-- Begin Data supplied --
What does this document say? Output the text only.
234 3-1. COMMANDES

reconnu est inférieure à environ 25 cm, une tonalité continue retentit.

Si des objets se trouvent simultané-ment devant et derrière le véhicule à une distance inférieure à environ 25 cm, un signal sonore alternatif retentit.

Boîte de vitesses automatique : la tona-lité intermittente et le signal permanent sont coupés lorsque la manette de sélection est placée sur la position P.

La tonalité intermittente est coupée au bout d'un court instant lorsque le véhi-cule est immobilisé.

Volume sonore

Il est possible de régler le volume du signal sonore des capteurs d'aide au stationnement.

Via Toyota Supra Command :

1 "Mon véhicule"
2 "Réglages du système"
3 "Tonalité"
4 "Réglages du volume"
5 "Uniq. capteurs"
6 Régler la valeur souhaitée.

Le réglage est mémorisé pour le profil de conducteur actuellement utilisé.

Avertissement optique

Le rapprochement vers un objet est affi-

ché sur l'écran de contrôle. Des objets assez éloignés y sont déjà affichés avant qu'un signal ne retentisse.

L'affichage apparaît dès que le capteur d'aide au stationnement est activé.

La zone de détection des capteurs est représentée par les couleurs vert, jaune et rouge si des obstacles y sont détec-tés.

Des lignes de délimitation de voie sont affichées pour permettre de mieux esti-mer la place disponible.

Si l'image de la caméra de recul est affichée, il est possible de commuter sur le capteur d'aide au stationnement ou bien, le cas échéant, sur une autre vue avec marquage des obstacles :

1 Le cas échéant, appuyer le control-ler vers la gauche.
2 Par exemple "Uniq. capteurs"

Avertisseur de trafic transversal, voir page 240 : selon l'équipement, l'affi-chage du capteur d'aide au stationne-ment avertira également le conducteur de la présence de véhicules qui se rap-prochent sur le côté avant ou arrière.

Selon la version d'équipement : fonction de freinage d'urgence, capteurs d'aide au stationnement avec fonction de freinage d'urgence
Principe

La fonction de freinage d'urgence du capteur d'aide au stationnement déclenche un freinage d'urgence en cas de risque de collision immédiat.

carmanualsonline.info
-- End Data supplied --
-- Begin Data supplied --
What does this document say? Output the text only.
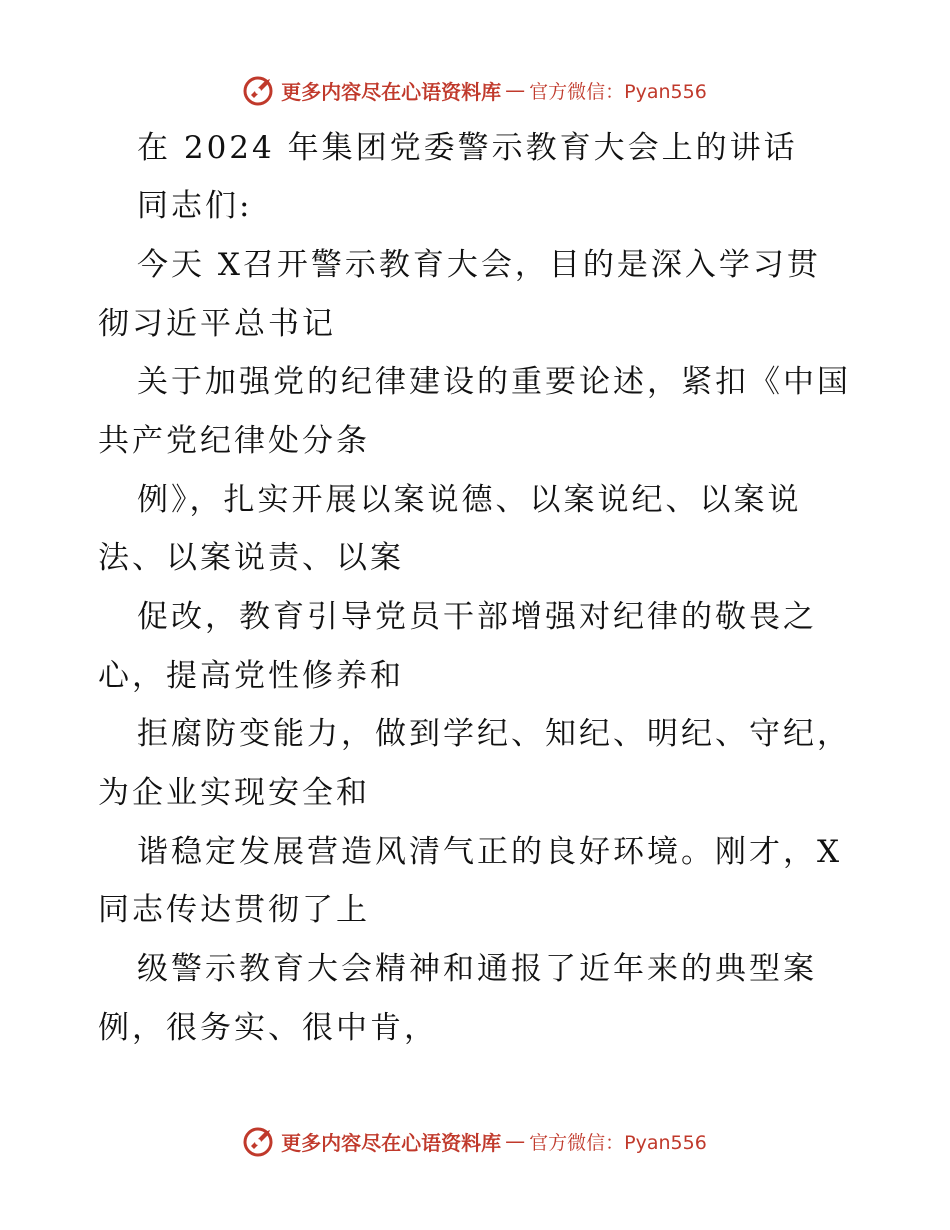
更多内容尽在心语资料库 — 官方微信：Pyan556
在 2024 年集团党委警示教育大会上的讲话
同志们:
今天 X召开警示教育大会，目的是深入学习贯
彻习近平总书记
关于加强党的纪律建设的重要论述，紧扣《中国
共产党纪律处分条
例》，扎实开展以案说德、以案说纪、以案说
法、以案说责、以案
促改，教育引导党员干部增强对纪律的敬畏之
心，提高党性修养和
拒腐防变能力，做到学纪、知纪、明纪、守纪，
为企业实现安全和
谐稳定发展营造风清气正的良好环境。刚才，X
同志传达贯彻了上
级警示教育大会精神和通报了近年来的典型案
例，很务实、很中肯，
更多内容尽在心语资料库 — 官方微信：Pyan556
-- End Data supplied --
Which lines include "conducteur"? Copy each of them out.

## Solution to this problem
Le réglage est mémorisé pour le profil de conducteur actuellement utilisé.
Avertisseur de trafic transversal, voir page 240 : selon l'équipement, l'affi-chage du capteur d'aide au stationne-ment avertira également le conducteur de la présence de véhicules qui se rap-prochent sur le côté avant ou arrière.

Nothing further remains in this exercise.